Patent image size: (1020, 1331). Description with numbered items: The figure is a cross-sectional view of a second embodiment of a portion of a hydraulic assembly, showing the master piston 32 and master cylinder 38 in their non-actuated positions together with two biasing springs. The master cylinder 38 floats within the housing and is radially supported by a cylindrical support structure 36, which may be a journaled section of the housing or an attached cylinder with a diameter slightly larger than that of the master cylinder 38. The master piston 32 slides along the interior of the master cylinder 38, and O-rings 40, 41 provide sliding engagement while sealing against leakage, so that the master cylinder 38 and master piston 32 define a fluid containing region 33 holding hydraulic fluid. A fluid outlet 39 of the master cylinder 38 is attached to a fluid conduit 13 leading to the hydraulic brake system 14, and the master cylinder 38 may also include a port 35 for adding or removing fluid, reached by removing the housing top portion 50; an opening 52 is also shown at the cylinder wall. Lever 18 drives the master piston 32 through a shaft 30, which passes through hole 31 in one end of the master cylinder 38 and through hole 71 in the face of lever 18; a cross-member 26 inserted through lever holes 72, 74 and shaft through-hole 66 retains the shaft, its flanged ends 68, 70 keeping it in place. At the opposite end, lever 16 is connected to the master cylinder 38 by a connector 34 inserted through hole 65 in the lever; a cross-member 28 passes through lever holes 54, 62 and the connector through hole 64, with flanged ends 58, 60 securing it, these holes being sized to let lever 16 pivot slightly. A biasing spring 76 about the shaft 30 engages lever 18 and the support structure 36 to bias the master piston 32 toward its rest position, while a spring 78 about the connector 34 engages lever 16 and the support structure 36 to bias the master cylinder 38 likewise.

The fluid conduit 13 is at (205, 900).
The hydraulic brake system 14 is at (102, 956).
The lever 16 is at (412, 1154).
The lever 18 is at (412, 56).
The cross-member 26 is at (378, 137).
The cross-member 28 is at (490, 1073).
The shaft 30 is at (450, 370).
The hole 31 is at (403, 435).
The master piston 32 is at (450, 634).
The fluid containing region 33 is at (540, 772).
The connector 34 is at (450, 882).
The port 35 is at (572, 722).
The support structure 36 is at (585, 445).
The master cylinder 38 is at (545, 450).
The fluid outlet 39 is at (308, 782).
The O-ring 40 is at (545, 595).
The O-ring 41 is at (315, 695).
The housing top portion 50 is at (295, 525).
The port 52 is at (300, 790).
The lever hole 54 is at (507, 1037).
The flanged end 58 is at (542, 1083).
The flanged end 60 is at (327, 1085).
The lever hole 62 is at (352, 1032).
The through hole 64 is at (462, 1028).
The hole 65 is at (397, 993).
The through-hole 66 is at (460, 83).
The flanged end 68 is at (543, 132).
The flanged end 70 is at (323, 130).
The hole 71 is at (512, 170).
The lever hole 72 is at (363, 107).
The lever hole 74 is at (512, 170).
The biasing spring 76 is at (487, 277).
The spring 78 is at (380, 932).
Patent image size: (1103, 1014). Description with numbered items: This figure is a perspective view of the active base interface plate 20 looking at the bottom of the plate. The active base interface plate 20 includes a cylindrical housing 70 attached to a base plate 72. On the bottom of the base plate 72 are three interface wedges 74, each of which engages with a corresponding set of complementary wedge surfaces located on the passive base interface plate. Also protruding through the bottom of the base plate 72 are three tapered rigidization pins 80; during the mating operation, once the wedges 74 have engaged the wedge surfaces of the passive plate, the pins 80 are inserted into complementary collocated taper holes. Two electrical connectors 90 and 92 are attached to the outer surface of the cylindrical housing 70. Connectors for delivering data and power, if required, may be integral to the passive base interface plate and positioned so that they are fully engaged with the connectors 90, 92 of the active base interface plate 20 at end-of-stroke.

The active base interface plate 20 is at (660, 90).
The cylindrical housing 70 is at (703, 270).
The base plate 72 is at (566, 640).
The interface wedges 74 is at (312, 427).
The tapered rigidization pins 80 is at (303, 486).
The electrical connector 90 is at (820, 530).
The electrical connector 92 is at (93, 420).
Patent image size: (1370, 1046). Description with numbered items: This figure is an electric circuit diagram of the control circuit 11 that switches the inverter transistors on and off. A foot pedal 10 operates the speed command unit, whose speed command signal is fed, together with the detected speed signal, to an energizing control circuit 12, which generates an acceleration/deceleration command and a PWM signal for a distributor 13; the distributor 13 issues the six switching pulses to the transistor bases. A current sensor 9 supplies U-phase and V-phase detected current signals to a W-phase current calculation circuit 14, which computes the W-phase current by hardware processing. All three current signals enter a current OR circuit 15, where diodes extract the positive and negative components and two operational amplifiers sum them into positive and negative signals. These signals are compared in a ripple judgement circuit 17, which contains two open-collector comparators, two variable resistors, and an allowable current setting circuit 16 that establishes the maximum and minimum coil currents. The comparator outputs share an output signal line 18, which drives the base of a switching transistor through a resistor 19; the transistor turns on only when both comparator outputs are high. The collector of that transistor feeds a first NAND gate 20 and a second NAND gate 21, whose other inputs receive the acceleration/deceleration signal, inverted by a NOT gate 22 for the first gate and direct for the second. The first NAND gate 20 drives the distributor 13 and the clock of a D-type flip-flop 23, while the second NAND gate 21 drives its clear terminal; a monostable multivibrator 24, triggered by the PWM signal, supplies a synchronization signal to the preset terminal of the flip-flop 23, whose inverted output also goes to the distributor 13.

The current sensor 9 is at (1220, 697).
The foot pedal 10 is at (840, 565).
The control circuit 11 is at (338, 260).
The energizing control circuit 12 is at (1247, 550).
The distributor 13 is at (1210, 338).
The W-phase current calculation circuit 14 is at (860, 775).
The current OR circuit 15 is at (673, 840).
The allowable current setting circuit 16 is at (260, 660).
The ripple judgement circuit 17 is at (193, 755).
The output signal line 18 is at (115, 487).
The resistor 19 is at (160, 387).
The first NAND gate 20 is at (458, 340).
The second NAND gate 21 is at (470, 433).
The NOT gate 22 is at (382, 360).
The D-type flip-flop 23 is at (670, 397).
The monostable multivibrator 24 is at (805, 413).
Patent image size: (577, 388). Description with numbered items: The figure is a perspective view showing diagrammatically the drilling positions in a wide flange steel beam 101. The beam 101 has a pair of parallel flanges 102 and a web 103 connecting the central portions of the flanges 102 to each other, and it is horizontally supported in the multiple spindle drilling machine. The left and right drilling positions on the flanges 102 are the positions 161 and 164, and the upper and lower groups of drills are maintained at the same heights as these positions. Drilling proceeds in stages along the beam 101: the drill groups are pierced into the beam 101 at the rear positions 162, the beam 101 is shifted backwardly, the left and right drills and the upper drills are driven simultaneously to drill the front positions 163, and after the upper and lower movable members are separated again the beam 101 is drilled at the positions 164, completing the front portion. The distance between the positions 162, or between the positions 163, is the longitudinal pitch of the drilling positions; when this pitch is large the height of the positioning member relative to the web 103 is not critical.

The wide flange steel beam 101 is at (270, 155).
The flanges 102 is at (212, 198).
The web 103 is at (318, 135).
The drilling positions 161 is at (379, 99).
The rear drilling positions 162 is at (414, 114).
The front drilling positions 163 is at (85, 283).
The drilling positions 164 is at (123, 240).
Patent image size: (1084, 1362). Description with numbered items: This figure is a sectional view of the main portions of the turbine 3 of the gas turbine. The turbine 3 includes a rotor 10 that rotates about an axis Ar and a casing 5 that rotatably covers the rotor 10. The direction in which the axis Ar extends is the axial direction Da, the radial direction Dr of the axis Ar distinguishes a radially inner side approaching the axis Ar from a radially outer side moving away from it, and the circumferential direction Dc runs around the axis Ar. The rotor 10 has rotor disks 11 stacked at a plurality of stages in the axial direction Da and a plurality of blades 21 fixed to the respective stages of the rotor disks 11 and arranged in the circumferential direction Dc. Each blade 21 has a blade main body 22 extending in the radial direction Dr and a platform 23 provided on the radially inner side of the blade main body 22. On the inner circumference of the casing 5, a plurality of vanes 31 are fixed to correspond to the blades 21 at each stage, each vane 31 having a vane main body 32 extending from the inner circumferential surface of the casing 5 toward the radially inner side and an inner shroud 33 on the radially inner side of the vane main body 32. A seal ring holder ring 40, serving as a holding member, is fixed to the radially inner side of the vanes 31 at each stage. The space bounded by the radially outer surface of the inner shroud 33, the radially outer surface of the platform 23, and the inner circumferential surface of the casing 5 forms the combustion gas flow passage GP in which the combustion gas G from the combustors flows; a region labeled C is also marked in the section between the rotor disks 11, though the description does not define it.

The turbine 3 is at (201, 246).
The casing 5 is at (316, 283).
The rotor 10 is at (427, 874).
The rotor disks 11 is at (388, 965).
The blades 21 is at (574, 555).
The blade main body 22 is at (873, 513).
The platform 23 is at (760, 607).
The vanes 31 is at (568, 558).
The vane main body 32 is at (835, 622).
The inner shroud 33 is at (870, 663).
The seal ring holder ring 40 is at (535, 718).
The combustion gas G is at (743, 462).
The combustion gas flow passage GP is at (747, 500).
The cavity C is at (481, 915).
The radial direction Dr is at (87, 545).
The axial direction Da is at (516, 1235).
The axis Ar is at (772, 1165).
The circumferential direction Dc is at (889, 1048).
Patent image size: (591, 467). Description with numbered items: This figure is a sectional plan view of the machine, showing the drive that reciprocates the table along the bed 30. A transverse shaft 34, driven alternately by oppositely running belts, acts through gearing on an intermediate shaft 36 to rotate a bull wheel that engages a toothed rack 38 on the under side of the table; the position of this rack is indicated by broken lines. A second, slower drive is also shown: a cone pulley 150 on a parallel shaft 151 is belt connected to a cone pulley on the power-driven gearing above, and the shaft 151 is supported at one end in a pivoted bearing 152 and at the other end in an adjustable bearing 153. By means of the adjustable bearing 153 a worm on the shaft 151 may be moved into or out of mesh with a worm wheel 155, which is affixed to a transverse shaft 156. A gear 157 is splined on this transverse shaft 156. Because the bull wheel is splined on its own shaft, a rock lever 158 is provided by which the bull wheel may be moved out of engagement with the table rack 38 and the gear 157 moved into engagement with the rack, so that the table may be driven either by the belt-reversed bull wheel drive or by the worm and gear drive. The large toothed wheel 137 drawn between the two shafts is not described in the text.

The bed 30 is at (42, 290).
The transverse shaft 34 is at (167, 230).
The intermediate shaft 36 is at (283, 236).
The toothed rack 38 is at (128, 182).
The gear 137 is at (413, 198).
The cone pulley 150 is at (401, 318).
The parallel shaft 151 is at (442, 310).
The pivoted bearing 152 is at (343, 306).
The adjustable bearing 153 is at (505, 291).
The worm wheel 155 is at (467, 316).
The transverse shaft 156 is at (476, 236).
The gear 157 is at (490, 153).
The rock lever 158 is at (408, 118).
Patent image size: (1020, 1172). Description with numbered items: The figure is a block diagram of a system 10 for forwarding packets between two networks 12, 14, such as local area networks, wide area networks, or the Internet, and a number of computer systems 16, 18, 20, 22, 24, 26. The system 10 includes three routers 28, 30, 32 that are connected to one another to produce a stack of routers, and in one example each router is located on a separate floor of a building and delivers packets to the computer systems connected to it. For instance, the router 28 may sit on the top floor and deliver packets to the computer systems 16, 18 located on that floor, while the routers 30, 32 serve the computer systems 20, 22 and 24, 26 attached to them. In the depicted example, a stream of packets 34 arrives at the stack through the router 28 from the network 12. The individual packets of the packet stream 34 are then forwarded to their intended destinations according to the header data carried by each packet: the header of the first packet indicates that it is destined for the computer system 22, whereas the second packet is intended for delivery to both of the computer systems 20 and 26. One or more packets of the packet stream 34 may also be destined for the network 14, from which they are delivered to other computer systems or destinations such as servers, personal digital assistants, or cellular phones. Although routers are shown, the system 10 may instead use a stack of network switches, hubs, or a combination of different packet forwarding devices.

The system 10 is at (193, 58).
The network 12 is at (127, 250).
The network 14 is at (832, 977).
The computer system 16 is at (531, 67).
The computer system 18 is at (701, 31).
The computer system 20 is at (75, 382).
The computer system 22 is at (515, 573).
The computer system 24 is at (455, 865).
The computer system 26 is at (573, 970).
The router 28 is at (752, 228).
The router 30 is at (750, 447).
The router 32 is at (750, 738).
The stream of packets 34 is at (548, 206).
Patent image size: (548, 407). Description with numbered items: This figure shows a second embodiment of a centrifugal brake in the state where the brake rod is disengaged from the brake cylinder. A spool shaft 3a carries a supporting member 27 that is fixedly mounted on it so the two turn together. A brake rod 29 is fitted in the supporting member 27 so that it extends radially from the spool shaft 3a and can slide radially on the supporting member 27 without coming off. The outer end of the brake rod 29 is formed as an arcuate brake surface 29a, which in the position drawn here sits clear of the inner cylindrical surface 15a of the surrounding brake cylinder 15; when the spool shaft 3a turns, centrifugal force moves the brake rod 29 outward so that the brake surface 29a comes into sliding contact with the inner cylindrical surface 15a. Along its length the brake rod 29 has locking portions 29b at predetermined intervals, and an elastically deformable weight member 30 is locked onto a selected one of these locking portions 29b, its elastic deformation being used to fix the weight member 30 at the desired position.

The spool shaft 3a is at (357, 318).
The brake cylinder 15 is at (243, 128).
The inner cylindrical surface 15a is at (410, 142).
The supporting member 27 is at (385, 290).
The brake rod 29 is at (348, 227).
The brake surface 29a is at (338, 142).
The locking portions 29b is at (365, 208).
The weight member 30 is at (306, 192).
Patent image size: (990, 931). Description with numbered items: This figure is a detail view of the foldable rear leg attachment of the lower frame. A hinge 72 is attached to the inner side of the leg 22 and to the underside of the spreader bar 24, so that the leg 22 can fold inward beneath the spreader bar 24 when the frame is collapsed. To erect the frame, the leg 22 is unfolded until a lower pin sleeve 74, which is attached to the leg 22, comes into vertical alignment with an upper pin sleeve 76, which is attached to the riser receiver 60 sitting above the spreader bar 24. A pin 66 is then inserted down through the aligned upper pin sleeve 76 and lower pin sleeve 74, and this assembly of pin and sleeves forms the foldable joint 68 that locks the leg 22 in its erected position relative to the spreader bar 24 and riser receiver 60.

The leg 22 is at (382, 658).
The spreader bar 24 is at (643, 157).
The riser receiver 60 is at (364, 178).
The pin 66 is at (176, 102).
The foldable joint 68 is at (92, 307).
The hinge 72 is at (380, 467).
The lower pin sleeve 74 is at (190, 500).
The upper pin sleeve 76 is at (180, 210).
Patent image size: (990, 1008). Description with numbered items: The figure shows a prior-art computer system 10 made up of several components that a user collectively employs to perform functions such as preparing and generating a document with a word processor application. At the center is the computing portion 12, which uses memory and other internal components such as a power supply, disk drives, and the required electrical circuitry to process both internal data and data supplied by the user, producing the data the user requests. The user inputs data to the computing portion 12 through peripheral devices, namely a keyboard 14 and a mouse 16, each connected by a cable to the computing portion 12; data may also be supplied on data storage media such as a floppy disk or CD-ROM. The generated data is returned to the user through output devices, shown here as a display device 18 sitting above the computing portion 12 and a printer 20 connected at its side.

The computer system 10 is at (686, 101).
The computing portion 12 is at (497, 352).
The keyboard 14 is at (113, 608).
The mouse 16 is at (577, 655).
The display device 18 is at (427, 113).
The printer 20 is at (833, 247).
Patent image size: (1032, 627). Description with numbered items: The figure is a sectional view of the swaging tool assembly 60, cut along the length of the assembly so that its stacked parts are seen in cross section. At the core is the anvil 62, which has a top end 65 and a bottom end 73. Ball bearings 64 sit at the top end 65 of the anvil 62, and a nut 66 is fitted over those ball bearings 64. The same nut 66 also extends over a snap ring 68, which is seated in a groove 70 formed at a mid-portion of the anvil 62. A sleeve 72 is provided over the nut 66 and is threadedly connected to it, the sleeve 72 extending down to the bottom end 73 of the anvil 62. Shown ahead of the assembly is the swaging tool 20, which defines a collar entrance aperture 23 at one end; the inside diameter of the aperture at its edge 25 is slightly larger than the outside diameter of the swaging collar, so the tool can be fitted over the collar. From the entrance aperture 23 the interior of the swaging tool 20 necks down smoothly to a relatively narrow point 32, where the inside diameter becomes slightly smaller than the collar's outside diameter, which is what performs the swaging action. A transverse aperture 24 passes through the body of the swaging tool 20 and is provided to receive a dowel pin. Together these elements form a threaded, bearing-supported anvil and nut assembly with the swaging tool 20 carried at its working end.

====

**To be done:** Convert everything from the line containing "Patent image size: (577, 388)." down to the line containing "The front drilling" into a two-column CSV with the headers text and answer, one row per record. Put each value in a single quoted field and replace its line breaks with spaces.

**Task output:**
text,answer
"Patent image size: (577, 388). Description with numbered items: The figure is a perspective view showing diagrammatically the drilling positions in a wide flange steel beam 101. The beam 101 has a pair of parallel flanges 102 and a web 103 connecting the central portions of the flanges 102 to each other, and it is horizontally supported in the multiple spindle drilling machine. The left and right drilling positions on the flanges 102 are the positions 161 and 164, and the upper and lower groups of drills are maintained at the same heights as these positions. Drilling proceeds in stages along the beam 101: the drill groups are pierced into the beam 101 at the rear positions 162, the beam 101 is shifted backwardly, the left and right drills and the upper drills are driven simultaneously to drill the front positions 163, and after the upper and lower movable members are separated again the beam 101 is drilled at the positions 164, completing the front portion. The distance between the positions 162, or between the positions 163, is the longitudinal pitch of the drilling positions; when this pitch is large the height of the positioning member relative to the web 103 is not critical.","The wide flange steel beam 101 is at (270, 155). The flanges 102 is at (212, 198). The web 103 is at (318, 135). The drilling positions 161 is at (379, 99). The rear drilling positions 162 is at (414, 114). The front drilling positions 163 is at (85, 283)."